■ Given task ■
All of the data needs to be repeated exactly.

◆ ◆ ◆ ◆ ◆

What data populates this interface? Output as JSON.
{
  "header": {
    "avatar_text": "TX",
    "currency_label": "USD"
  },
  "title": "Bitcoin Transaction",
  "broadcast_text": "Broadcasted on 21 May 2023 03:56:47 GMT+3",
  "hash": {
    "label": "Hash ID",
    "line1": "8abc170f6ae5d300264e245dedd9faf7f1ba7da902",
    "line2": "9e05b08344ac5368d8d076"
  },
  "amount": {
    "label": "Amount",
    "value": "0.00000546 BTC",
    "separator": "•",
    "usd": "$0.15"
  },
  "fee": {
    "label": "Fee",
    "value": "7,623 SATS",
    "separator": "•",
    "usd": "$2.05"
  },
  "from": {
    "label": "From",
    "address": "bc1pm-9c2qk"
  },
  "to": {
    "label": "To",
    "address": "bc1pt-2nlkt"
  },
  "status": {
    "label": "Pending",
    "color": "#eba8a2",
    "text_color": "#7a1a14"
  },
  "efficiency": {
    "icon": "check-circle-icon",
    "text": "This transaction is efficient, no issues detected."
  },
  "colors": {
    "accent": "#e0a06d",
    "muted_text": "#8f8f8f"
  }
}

◆ ◆ ◆ ◆ ◆

■ Response to this exercise ■
What data populates this interface? Output as JSON.
{
  "header": {
    "avatar_text": "TX",
    "currency_label": "USD"
  },
  "title": "Bitcoin Transaction",
  "broadcast_text": "Broadcasted on 21 May 2023 03:56:47 GMT+3",
  "hash": {
    "label": "Hash ID",
    "line1": "8abc170f6ae5d300264e245dedd9faf7f1ba7da902",
    "line2": "9e05b08344ac5368d8d076"
  },
  "amount": {
    "label": "Amount",
    "value": "0.00000546 BTC",
    "separator": "•",
    "usd": "$0.15"
  },
  "fee": {
    "label": "Fee",
    "value": "7,623 SATS",
    "separator": "•",
    "usd": "$2.05"
  },
  "from": {
    "label": "From",
    "address": "bc1pm-9c2qk"
  },
  "to": {
    "label": "To",
    "address": "bc1pt-2nlkt"
  },
  "status": {
    "label": "Pending",
    "color": "#eba8a2",
    "text_color": "#7a1a14"
  },
  "efficiency": {
    "icon": "check-circle-icon",
    "text": "This transaction is efficient, no issues detected."
  },
  "colors": {
    "accent": "#e0a06d",
    "muted_text": "#8f8f8f"
  }
}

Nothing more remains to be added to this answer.